## Required work
In the material below, find each line holding the string "PASSWORD" and copy it.

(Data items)
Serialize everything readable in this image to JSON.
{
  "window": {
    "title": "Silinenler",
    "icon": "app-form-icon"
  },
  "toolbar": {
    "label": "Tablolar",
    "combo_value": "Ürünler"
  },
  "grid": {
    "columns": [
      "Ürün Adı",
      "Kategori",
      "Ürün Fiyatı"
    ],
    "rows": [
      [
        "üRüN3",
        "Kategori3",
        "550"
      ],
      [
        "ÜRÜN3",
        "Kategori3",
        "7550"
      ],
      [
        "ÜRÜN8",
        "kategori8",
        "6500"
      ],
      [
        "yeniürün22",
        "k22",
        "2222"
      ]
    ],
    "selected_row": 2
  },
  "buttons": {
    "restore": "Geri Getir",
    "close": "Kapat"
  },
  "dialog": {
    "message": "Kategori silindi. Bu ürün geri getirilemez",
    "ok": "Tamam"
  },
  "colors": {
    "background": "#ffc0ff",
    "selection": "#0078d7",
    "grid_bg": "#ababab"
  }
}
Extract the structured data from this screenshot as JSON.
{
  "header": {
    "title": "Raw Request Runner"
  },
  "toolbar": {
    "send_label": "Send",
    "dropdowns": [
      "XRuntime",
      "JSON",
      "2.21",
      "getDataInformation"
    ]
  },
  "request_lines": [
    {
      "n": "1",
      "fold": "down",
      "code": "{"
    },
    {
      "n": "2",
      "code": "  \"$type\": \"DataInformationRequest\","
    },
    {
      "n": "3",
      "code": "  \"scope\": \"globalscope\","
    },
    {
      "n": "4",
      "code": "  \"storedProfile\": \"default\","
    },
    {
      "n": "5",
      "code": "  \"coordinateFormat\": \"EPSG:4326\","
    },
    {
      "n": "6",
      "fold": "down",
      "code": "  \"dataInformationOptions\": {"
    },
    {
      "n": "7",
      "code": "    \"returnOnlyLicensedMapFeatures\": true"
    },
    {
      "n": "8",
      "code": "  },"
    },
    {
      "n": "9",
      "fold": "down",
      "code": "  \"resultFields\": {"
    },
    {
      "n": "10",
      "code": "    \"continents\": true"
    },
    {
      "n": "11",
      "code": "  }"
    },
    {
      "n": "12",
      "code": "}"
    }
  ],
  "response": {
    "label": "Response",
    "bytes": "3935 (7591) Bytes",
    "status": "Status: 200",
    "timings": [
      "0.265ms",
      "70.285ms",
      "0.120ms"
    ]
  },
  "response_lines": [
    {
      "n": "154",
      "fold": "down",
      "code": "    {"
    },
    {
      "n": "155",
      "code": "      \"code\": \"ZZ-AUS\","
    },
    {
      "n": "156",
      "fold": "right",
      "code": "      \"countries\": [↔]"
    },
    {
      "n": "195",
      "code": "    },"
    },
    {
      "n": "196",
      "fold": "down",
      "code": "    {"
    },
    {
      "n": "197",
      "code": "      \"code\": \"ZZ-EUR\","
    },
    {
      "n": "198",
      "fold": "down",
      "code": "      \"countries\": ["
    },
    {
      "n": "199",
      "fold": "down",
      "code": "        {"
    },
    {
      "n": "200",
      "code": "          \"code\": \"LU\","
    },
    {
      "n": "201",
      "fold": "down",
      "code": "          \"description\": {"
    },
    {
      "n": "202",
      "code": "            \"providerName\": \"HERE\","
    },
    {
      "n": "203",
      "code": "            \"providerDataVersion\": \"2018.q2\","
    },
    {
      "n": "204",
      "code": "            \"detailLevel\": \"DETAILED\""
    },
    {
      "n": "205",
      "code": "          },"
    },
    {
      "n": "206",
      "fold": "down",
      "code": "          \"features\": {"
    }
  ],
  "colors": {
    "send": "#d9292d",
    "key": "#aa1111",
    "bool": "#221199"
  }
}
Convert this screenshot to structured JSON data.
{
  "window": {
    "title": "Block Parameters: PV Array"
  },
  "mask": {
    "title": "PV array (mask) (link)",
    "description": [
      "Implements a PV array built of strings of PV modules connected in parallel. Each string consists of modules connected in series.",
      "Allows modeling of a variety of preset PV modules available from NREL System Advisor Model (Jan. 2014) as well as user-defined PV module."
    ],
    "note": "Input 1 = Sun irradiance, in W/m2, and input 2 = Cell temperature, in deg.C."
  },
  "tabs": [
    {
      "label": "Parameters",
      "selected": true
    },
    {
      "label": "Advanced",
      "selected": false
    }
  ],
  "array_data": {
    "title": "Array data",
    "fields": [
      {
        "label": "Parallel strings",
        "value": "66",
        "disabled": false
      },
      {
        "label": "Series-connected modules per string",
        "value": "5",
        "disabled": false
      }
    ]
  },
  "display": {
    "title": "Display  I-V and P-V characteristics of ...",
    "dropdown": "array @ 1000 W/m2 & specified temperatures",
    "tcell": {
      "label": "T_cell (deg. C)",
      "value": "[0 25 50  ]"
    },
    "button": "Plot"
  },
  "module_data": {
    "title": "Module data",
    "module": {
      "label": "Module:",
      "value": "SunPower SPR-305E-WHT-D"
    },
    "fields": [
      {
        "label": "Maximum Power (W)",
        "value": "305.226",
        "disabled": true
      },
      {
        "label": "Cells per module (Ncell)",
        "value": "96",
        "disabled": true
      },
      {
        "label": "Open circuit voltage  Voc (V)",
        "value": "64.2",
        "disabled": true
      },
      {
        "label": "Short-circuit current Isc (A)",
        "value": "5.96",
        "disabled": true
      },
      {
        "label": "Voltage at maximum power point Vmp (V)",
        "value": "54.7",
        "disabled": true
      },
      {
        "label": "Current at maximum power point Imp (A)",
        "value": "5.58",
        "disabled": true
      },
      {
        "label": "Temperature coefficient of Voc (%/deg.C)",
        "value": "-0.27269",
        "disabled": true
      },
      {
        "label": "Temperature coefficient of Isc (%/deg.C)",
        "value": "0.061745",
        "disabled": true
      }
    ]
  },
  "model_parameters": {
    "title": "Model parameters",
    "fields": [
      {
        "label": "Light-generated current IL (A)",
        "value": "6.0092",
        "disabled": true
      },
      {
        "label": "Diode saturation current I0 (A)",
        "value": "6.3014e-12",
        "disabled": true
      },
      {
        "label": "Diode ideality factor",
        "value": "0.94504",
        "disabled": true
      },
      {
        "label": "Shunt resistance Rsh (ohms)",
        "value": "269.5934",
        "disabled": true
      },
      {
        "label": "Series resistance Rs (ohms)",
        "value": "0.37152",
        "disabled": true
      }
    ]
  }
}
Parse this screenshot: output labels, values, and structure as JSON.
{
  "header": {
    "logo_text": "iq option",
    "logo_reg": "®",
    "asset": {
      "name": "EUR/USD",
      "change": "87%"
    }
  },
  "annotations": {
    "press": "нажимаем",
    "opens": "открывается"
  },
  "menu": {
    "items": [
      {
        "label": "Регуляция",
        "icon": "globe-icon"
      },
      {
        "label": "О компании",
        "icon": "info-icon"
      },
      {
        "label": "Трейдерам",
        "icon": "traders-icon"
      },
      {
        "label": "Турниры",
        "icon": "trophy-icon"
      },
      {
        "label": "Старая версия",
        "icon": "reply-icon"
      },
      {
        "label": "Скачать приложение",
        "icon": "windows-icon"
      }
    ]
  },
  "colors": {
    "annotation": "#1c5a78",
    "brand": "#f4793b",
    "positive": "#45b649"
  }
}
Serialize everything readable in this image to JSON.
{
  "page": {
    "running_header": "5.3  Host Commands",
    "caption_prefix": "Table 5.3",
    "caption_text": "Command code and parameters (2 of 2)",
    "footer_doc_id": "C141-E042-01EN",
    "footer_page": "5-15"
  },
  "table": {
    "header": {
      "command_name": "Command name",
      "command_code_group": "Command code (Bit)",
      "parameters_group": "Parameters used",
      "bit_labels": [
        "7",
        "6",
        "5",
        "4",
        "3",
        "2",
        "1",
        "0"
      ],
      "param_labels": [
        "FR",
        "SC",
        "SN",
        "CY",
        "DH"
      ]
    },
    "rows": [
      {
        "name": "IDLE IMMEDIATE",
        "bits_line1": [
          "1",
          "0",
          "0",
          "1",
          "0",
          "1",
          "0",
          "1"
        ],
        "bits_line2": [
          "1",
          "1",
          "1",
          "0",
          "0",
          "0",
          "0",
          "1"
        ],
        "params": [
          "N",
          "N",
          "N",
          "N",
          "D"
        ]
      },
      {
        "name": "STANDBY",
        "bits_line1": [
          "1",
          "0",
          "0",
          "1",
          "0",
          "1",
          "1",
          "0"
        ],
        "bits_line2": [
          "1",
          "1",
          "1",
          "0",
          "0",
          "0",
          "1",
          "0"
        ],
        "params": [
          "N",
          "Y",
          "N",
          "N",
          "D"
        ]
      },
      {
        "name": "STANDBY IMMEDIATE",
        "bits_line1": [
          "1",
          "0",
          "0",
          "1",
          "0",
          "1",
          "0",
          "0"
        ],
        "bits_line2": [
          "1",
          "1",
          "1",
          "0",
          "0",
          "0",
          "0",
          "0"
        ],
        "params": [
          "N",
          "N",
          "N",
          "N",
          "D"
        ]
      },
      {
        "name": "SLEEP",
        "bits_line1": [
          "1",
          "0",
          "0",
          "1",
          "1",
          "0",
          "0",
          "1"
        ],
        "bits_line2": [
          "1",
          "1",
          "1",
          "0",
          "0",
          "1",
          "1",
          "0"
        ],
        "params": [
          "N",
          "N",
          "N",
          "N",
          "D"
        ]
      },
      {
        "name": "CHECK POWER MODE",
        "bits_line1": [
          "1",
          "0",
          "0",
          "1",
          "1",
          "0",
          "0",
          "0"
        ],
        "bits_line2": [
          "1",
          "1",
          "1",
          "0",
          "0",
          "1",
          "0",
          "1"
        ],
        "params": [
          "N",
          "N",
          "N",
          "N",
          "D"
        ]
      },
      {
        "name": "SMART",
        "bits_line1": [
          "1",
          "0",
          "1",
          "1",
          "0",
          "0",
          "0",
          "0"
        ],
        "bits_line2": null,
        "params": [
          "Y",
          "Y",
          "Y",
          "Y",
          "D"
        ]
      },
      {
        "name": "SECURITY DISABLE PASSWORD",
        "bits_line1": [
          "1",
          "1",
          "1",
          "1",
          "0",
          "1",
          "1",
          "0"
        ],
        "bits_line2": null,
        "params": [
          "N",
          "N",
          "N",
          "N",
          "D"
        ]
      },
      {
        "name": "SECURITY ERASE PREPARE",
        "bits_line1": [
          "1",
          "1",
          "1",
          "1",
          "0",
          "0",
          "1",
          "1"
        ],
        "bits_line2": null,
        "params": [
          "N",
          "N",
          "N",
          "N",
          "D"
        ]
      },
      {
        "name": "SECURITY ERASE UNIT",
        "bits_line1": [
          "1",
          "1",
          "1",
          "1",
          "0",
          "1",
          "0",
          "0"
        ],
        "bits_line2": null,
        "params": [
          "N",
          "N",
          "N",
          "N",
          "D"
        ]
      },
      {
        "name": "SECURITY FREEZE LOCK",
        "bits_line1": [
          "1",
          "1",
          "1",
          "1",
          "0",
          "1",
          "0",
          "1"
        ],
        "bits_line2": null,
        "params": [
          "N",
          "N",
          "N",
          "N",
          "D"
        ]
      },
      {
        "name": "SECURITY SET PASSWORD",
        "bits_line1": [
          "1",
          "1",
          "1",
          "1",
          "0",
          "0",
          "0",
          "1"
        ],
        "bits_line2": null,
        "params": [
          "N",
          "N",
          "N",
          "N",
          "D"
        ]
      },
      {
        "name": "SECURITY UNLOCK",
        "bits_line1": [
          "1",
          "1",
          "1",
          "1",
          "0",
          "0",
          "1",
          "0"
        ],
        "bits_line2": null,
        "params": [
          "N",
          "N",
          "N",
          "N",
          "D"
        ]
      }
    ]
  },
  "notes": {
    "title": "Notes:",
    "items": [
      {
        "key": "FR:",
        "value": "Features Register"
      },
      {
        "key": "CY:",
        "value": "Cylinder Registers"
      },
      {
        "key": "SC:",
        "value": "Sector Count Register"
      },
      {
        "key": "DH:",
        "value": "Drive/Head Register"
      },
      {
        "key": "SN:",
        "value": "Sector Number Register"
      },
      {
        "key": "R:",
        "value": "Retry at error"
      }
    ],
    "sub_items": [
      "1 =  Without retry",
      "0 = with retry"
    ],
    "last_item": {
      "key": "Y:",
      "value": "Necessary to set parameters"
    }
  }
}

## Task result
        "name": "SECURITY DISABLE PASSWORD",
        "name": "SECURITY SET PASSWORD",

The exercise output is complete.